Instruction: Select the lines that contain "себя" and copy each of them.

Supplied data:
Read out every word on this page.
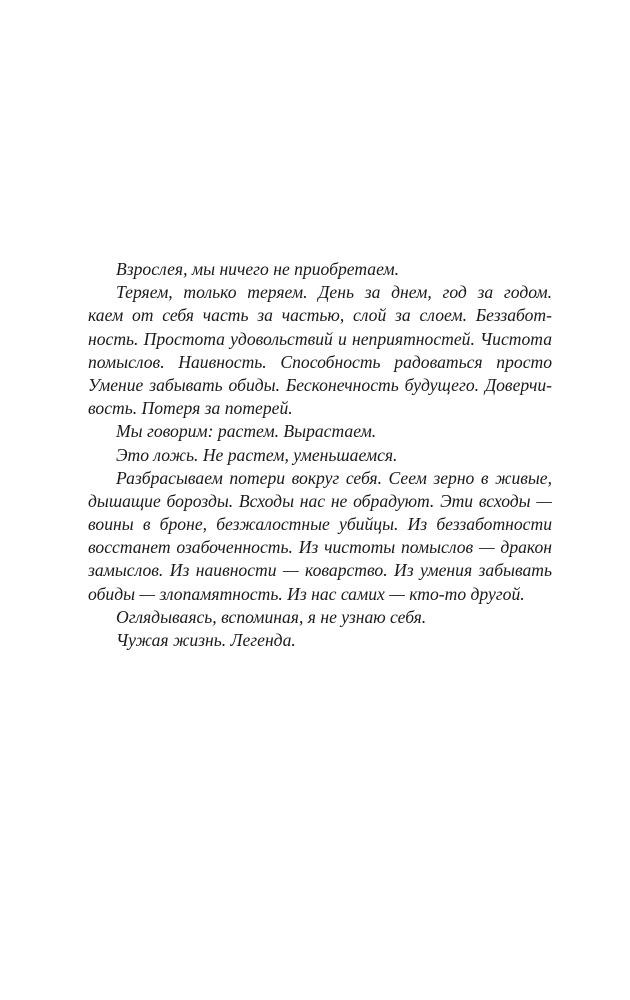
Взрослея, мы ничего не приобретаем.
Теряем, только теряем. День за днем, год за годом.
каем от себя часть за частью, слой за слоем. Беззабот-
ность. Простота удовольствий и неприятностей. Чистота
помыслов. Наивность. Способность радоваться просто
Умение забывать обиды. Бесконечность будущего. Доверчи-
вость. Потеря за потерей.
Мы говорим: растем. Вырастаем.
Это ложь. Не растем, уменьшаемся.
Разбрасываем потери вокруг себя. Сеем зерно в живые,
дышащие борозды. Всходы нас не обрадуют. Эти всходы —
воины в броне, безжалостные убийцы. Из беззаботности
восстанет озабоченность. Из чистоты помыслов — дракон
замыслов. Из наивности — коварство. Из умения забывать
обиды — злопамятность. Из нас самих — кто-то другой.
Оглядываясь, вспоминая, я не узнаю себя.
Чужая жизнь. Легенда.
==
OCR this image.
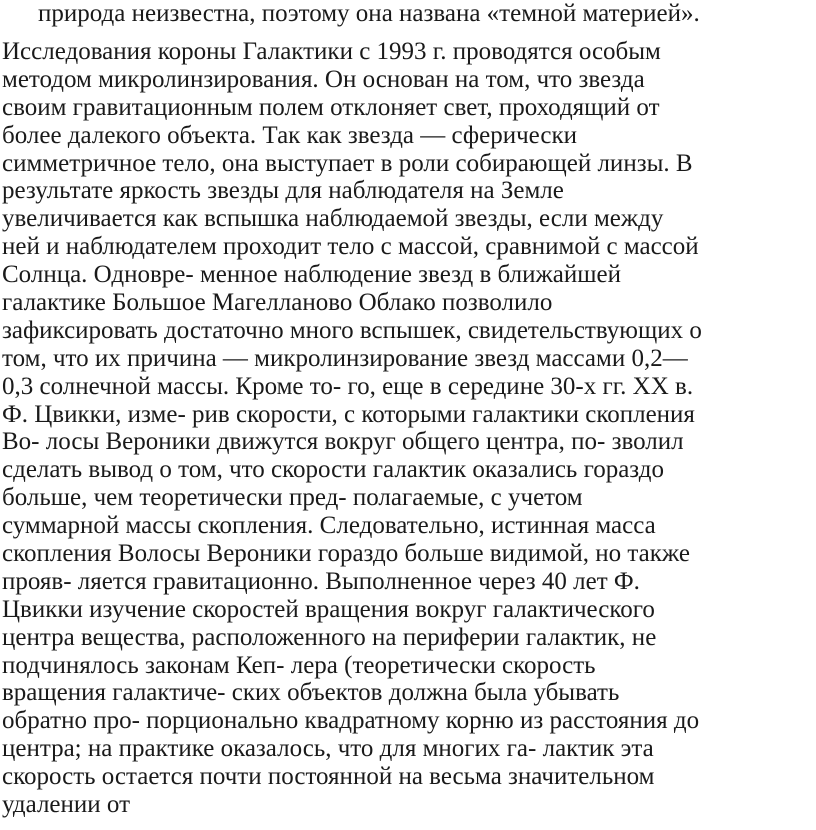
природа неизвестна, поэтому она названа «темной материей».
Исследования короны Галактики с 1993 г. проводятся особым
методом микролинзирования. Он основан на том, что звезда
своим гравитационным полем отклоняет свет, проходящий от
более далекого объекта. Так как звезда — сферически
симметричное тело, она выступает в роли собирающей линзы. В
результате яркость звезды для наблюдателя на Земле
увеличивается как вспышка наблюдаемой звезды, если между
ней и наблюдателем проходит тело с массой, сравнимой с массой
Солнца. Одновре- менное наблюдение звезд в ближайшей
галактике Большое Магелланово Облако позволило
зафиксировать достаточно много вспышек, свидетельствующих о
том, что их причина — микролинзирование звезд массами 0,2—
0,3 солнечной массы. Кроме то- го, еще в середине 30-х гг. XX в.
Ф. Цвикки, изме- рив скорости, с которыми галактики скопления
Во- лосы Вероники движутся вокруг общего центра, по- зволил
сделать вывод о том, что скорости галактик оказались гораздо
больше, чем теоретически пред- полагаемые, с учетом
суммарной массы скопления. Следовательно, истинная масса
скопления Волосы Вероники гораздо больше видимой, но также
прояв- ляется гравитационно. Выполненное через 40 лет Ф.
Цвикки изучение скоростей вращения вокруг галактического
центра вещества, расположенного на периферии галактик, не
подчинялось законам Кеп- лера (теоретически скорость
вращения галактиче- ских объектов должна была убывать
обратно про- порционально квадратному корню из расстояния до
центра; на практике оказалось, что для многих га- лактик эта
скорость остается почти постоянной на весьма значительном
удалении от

Solution to this task:
каем от себя часть за частью, слой за слоем. Беззабот-
Разбрасываем потери вокруг себя. Сеем зерно в живые,
Оглядываясь, вспоминая, я не узнаю себя.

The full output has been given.